## Problem to work on
Leaving out every picture, quote the data below exactly as it appears.

## The records
— begin —

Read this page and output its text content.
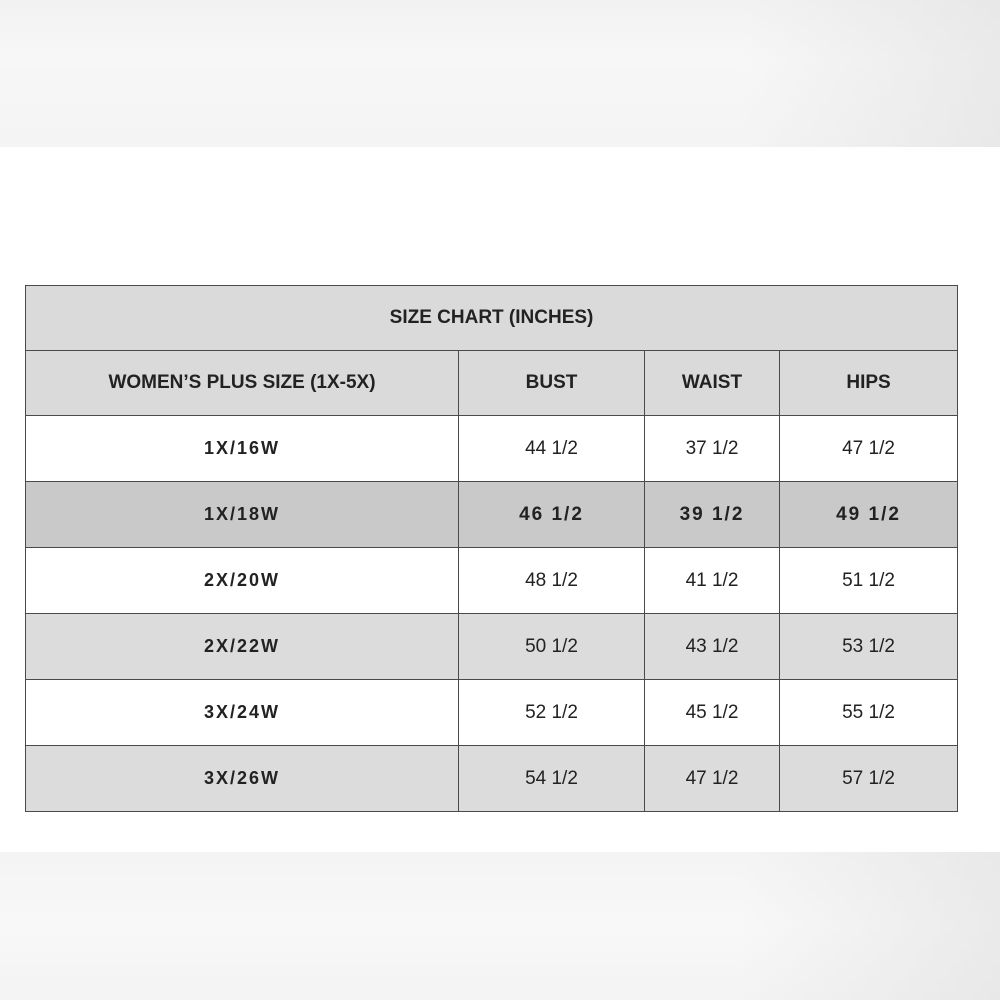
SIZE CHART (INCHES)			
WOMEN’S PLUS SIZE (1X-5X)	BUST	WAIST	HIPS
1X/16W	44 1/2	37 1/2	47 1/2
1X/18W	46 1/2	39 1/2	49 1/2
2X/20W	48 1/2	41 1/2	51 1/2
2X/22W	50 1/2	43 1/2	53 1/2
3X/24W	52 1/2	45 1/2	55 1/2
3X/26W	54 1/2	47 1/2	57 1/2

— end —

## Response
Read this page and output its text content.
SIZE CHART (INCHES)			
WOMEN’S PLUS SIZE (1X-5X)	BUST	WAIST	HIPS
1X/16W	44 1/2	37 1/2	47 1/2
1X/18W	46 1/2	39 1/2	49 1/2
2X/20W	48 1/2	41 1/2	51 1/2
2X/22W	50 1/2	43 1/2	53 1/2
3X/24W	52 1/2	45 1/2	55 1/2
3X/26W	54 1/2	47 1/2	57 1/2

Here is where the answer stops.